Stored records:
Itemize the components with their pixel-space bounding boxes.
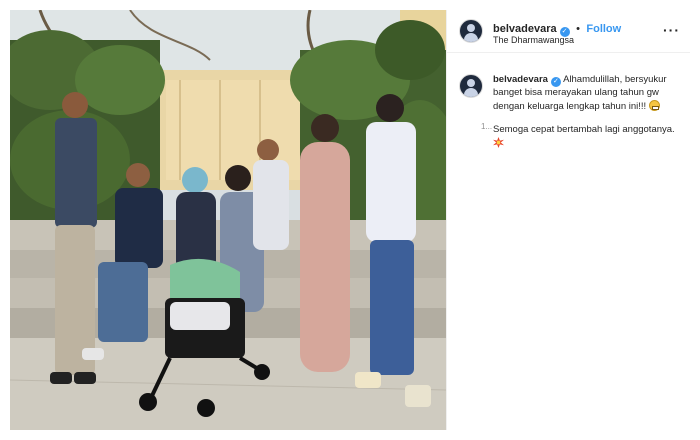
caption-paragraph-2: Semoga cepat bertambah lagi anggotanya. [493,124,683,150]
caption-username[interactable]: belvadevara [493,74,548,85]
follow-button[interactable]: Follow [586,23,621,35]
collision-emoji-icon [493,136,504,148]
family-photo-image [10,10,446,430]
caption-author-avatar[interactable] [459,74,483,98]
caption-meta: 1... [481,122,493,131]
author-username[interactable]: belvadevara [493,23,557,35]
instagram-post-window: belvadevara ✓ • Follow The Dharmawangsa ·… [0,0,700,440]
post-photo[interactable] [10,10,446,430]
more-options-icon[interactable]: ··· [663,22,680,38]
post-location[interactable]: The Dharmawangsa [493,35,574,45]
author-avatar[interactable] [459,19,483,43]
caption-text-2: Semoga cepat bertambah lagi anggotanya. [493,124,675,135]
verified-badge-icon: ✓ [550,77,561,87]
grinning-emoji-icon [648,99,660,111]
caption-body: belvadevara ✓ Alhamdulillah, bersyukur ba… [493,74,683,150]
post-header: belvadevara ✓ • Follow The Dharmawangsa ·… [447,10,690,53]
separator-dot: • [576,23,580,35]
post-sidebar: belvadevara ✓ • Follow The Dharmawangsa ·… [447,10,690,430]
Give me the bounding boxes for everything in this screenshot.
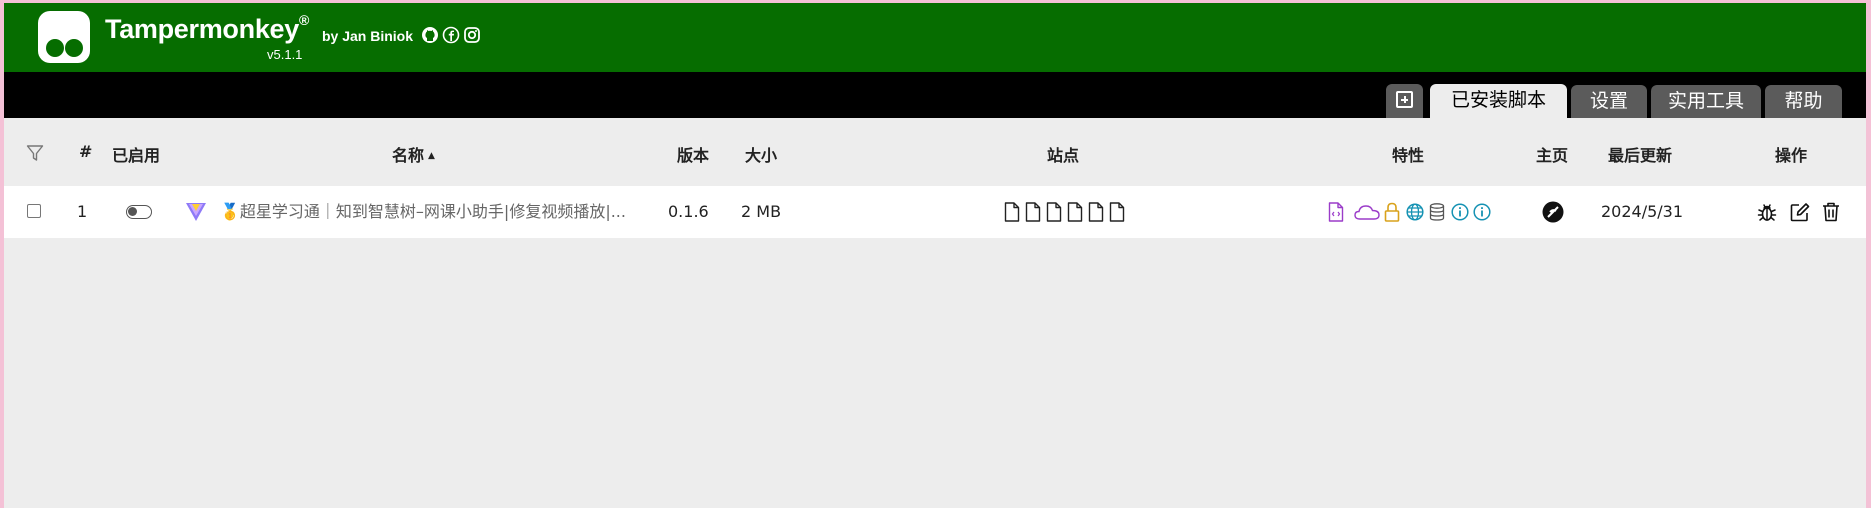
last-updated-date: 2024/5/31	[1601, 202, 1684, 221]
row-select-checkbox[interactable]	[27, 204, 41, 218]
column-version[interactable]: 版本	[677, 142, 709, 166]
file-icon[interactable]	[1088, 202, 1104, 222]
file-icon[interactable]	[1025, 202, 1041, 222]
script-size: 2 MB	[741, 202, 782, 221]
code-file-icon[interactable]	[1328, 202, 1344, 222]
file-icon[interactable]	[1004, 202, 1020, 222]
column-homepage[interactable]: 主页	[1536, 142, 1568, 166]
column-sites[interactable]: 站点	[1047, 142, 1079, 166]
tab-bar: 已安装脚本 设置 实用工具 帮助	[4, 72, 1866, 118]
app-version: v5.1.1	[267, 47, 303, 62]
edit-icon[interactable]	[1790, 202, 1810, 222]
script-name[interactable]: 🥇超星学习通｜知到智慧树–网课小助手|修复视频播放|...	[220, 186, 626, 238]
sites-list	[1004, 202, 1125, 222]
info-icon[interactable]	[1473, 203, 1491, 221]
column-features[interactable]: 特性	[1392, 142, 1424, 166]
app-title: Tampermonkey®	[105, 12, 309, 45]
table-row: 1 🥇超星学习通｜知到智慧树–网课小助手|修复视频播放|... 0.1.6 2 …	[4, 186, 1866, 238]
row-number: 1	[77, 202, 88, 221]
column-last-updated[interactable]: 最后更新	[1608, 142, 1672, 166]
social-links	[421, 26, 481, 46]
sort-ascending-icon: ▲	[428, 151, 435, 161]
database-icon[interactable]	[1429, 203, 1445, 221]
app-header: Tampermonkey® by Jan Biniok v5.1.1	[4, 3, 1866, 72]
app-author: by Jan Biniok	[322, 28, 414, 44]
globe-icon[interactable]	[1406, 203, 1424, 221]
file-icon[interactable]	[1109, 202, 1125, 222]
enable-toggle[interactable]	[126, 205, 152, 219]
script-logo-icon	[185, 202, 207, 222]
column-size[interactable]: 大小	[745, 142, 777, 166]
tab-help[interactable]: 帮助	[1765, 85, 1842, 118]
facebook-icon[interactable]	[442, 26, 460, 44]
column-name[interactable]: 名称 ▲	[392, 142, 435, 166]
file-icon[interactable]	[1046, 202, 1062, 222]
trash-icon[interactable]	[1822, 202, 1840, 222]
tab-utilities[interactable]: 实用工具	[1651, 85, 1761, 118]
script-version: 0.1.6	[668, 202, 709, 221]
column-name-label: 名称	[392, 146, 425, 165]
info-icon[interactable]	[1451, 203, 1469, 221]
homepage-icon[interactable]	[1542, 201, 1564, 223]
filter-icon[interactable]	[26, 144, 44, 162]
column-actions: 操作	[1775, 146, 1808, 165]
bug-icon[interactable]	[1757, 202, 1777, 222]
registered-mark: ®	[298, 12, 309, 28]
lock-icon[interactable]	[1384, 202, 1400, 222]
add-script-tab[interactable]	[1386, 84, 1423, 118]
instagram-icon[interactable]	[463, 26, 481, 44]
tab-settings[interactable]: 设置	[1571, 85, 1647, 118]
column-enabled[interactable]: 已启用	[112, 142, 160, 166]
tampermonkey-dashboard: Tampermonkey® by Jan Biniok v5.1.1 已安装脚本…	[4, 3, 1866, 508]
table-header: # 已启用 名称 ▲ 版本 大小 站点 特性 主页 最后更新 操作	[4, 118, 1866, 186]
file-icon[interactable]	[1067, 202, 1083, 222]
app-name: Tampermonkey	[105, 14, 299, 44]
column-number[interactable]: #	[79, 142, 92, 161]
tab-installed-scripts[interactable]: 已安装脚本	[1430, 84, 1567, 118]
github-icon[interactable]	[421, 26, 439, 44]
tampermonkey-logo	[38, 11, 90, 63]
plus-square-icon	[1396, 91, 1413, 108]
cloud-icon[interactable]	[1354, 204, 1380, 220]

▶ [EXERCISE AIM]:
Render as a JSON list of strings the lines of the items above, starting with the line that contains "202, 1684, 221]" and continuing through the line that contains "26, 460, 44]", both included. Use one string per line and leave out blank lines.

▶ [SOLUTION]:
[
  "last-updated-date: 2024/5/31\t[1601, 202, 1684, 221]",
  "row-select-checkbox[interactable]\t[27, 204, 41, 218]",
  "column-version[interactable]: 版本\t[677, 142, 709, 166]",
  "file-icon[interactable]\t[1088, 202, 1104, 222]",
  "file-icon[interactable]\t[1025, 202, 1041, 222]",
  "script-size: 2 MB\t[741, 202, 782, 221]",
  "code-file-icon[interactable]\t[1328, 202, 1344, 222]",
  "file-icon[interactable]\t[1004, 202, 1020, 222]",
  "column-homepage[interactable]: 主页\t[1536, 142, 1568, 166]",
  "column-sites[interactable]: 站点\t[1047, 142, 1079, 166]",
  "tab-bar: 已安装脚本 设置 实用工具 帮助\t[4, 72, 1866, 118]",
  "app-version: v5.1.1\t[267, 47, 303, 62]",
  "edit-icon[interactable]\t[1790, 202, 1810, 222]",
  "script-name[interactable]: 🥇超星学习通｜知到智慧树–网课小助手|修复视频播放|...\t[220, 186, 626, 238]",
  "sites-list\t[1004, 202, 1125, 222]",
  "info-icon[interactable]\t[1473, 203, 1491, 221]",
  "column-features[interactable]: 特性\t[1392, 142, 1424, 166]",
  "app-title: Tampermonkey®\t[105, 12, 309, 45]",
  "table-row: 1 🥇超星学习通｜知到智慧树–网课小助手|修复视频播放|... 0.1.6 2 …\t[4, 186, 1866, 238]",
  "row-number: 1\t[77, 202, 88, 221]",
  "column-last-updated[interactable]: 最后更新\t[1608, 142, 1672, 166]",
  "social-links\t[421, 26, 481, 46]",
  "sort-ascending-icon: ▲\t[428, 151, 435, 161]",
  "database-icon[interactable]\t[1429, 203, 1445, 221]",
  "app-header: Tampermonkey® by Jan Biniok v5.1.1\t[4, 3, 1866, 72]",
  "app-author: by Jan Biniok\t[322, 28, 414, 44]",
  "globe-icon[interactable]\t[1406, 203, 1424, 221]",
  "file-icon[interactable]\t[1109, 202, 1125, 222]",
  "enable-toggle[interactable]\t[126, 205, 152, 219]",
  "script-logo-icon\t[185, 202, 207, 222]",
  "column-size[interactable]: 大小\t[745, 142, 777, 166]",
  "tab-help[interactable]: 帮助\t[1765, 85, 1842, 118]",
  "facebook-icon[interactable]\t[442, 26, 460, 44]"
]